### Given exercise A
In the entries starting at the line that contains "detect and localize" and ending at the line that contains "data-point-2 (547, 281, 549, 283)", change every "y-label-letter" to "axis-title-letter" and give those lines again with nothing else altered.

*** Source passage ***

Our pick of 10 of the best documentaries by women to watch on International Women’s Day



One of the many fields in which women excel is film: There have been hundreds of incredible female filmmakers who have directed brilliant movies over the years, including Alice Guy-Blaché (1873-1968) – who is generally regarded as the first female director – art house legends Clare Denis and Agnès Varda, and Oscar-winning directors Kathryn Bigelow and Chloe Zhao.

To celebrate International Women’s Day, here we select 10 female-directed documentaries that we recommend watching today (or any day).

The House is Black (Forugh Farrokhzad, 1963)

This black-and-white documentary from feminist Iranian author and poet Forugh Farrokhzad is viewed today as one of the landmark early Iranian films. The visual essay focuses on an isolated community of people suffering from leprosy in northwest Iran.

The uncomfortable scenes of the inhabitants are stitched together with voiceovers from Farrokhzad, who reads her own poetry as well as lines from the Old Testament and the Koran. Farrokhzad died aged 32 in a car crash making this 22-minute short, her only film, all the more poignant.

Grey Gardens (Muffie Meyer, 1975)

Grey Gardens is one of the most famous documentaries of all time: not only has it been turned into a 2006 musical and a 2009 film, but over the years it has become a reference point for fashion designers, filmmakers, comedians and artists. The Guardian said that “Grey Gardens changed the documentary genre”.

The documentary focuses on an eccentric mother and daughter from extremely privileged backgrounds (they are the aunt and the first cousin of Jacqueline Kennedy Onassis) who have been living a reclusive life in a decaying mansion in East Hampton for decades.

Muffie Meyer was one of the four directors of the film, working alongside David Maysles, Albert Maysles and Ellen Hovde. The film was deemed so culturally important that in 2010 the Library of Congress selected it for preservation.

Paris Is Burning (Jennie Livingston, 1990)

Jennie Livingston’s Paris Is Burning was another cultural landmark and has also been selected for preservation by the Library of Congress. The documentary, which was filmed in the mid to late Eighties, focuses on the lives of members of New York City’s ballroom scene – most of whom are from poor black and Latinx backgrounds – as they take part in runway competitions and navigate their lives outside of the shows.

Through interviews, which were taken over a six-year period, Livingston pieces together a picture of how the young competitors deal with issues such as AIDS, racism, homophobia, and poverty. The documentary also explores how the ballroom ‘houses’ become surrogate families for many of the dancers who had been thrown out because of their sexuality and lifestyle.

Abduction: The Megumi Yokota Story (Patty Kim and Chris Sheridan, 1997)

In 1977, 13-year-old Japanese student Megumi Yokota was kidnapped by a North Korean agent as she was walking home from school. It was not a unique case: at least 17 Japanese citizens were kidnapped by North Korea around this time. Today Megumi’s fate remains unclear, with some reports saying that she died in captivity, and some saying that she was still alive and was teaching North Korean spies Japanese.

This moving documentary looks at the case through the eyes of Megumi’s parents and follows their 20-year campaign to find out what really happened to their daughter. The documentary, which was executive-produced by Jane Campion, was nominated for more than a dozen awards and won Best Documentary at the 2006 Austin Film Festival.

*** Given data ***

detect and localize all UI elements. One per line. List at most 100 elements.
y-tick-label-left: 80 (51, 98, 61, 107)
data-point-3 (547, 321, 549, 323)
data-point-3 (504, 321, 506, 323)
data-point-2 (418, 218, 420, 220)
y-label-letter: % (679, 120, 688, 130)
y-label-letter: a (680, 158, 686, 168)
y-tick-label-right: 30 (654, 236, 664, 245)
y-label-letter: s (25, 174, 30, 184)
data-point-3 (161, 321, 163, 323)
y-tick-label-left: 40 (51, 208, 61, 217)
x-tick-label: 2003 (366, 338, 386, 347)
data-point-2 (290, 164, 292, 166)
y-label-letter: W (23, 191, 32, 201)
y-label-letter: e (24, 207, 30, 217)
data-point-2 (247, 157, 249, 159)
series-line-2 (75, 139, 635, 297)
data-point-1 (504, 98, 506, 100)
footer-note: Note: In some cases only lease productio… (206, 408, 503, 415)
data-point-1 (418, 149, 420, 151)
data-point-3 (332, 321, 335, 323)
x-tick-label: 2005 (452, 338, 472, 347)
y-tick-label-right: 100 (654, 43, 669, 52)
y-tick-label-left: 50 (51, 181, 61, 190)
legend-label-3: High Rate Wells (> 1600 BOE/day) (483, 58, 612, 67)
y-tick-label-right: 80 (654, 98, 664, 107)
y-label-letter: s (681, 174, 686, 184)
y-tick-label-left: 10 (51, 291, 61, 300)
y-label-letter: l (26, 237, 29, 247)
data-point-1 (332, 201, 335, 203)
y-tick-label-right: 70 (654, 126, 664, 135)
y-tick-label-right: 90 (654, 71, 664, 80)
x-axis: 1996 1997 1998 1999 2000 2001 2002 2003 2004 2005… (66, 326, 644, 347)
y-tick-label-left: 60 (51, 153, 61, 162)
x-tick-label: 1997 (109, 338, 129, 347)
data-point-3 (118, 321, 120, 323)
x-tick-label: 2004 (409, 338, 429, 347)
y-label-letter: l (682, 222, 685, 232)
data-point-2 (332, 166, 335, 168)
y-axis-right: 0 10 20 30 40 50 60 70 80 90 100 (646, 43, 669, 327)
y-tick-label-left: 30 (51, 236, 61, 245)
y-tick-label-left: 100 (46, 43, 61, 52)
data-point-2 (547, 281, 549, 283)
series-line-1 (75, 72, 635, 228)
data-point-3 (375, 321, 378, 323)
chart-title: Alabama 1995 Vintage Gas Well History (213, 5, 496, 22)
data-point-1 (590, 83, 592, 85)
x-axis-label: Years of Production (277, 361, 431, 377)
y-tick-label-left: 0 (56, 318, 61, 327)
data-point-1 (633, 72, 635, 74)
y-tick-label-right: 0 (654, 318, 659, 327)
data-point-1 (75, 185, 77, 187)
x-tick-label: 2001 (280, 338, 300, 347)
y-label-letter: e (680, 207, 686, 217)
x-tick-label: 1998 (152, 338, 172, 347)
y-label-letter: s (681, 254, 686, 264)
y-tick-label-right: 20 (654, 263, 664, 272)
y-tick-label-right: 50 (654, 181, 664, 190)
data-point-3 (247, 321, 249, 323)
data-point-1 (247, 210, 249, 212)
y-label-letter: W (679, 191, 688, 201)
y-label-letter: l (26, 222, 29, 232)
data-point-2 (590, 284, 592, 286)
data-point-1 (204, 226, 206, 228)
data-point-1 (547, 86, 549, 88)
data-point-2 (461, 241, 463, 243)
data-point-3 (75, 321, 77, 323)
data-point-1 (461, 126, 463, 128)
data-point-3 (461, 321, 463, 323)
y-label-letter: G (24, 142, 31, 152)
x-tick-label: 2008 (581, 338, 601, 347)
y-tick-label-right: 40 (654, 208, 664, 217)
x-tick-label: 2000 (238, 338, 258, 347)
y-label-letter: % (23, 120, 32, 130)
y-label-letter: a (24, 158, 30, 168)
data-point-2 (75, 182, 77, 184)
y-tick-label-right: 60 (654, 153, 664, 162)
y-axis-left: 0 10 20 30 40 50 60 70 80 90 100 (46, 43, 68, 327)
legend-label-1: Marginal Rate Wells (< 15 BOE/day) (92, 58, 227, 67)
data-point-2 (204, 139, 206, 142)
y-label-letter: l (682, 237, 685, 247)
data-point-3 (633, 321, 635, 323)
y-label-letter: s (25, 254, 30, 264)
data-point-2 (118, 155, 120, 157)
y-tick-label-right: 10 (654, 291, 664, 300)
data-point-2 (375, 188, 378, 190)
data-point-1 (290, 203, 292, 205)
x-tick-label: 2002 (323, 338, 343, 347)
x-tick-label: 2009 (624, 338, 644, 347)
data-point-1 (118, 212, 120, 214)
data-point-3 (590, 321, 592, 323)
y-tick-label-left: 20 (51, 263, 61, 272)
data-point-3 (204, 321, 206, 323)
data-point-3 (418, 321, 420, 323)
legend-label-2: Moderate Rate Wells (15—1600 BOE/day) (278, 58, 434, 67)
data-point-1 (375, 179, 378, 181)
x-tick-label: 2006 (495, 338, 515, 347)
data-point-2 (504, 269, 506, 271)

***
*** Given data ***

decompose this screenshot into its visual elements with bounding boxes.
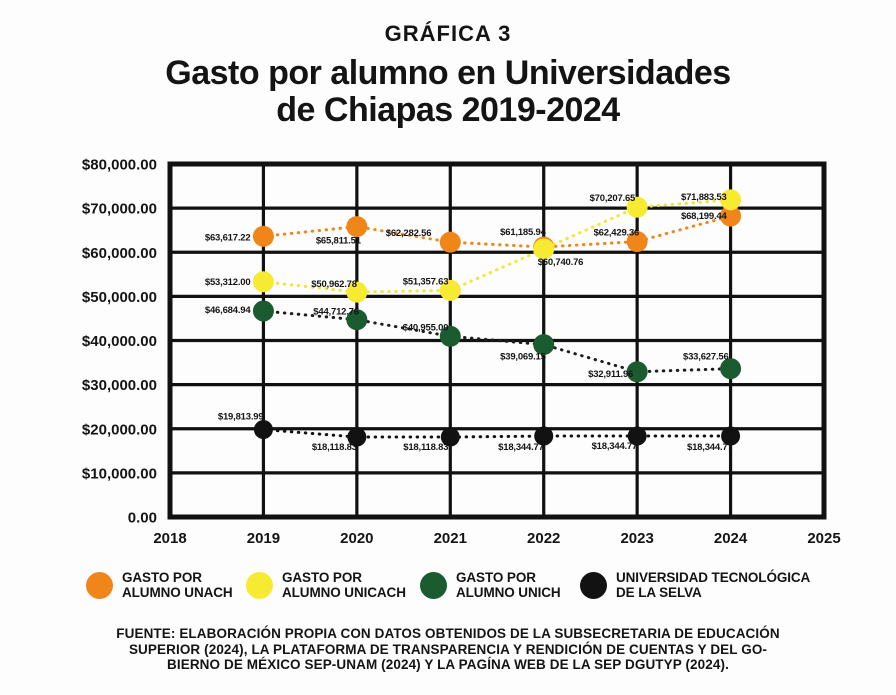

***

### Given exercise B
Duplicate the part of the documentaries article starting at "Abduction: The Megumi" and ending at "Austin Film Festival.", word for word.

### Reply A
detect and localize all UI elements. One per line. List at most 100 elements.
y-tick-label-left: 80 (51, 98, 61, 107)
data-point-3 (547, 321, 549, 323)
data-point-3 (504, 321, 506, 323)
data-point-2 (418, 218, 420, 220)
axis-title-letter: % (679, 120, 688, 130)
axis-title-letter: a (680, 158, 686, 168)
y-tick-label-right: 30 (654, 236, 664, 245)
axis-title-letter: s (25, 174, 30, 184)
data-point-3 (161, 321, 163, 323)
y-tick-label-left: 40 (51, 208, 61, 217)
x-tick-label: 2003 (366, 338, 386, 347)
data-point-2 (290, 164, 292, 166)
axis-title-letter: W (23, 191, 32, 201)
axis-title-letter: e (24, 207, 30, 217)
data-point-2 (247, 157, 249, 159)
series-line-2 (75, 139, 635, 297)
data-point-1 (504, 98, 506, 100)
footer-note: Note: In some cases only lease productio… (206, 408, 503, 415)
data-point-1 (418, 149, 420, 151)
data-point-3 (332, 321, 335, 323)
x-tick-label: 2005 (452, 338, 472, 347)
y-tick-label-right: 100 (654, 43, 669, 52)
y-tick-label-left: 50 (51, 181, 61, 190)
legend-label-3: High Rate Wells (> 1600 BOE/day) (483, 58, 612, 67)
y-tick-label-right: 80 (654, 98, 664, 107)
axis-title-letter: s (681, 174, 686, 184)
y-tick-label-left: 10 (51, 291, 61, 300)
axis-title-letter: l (26, 237, 29, 247)
data-point-1 (332, 201, 335, 203)
y-tick-label-right: 70 (654, 126, 664, 135)
y-tick-label-right: 90 (654, 71, 664, 80)
x-axis: 1996 1997 1998 1999 2000 2001 2002 2003 2004 2005… (66, 326, 644, 347)
y-tick-label-left: 60 (51, 153, 61, 162)
x-tick-label: 1997 (109, 338, 129, 347)
data-point-3 (118, 321, 120, 323)
x-tick-label: 2004 (409, 338, 429, 347)
axis-title-letter: l (682, 222, 685, 232)
data-point-2 (332, 166, 335, 168)
y-axis-right: 0 10 20 30 40 50 60 70 80 90 100 (646, 43, 669, 327)
y-tick-label-left: 30 (51, 236, 61, 245)
y-tick-label-left: 100 (46, 43, 61, 52)
data-point-2 (547, 281, 549, 283)

### Reply B
Abduction: The Megumi Yokota Story (Patty Kim and Chris Sheridan, 1997)

In 1977, 13-year-old Japanese student Megumi Yokota was kidnapped by a North Korean agent as she was walking home from school. It was not a unique case: at least 17 Japanese citizens were kidnapped by North Korea around this time. Today Megumi’s fate remains unclear, with some reports saying that she died in captivity, and some saying that she was still alive and was teaching North Korean spies Japanese.

This moving documentary looks at the case through the eyes of Megumi’s parents and follows their 20-year campaign to find out what really happened to their daughter. The documentary, which was executive-produced by Jane Campion, was nominated for more than a dozen awards and won Best Documentary at the 2006 Austin Film Festival.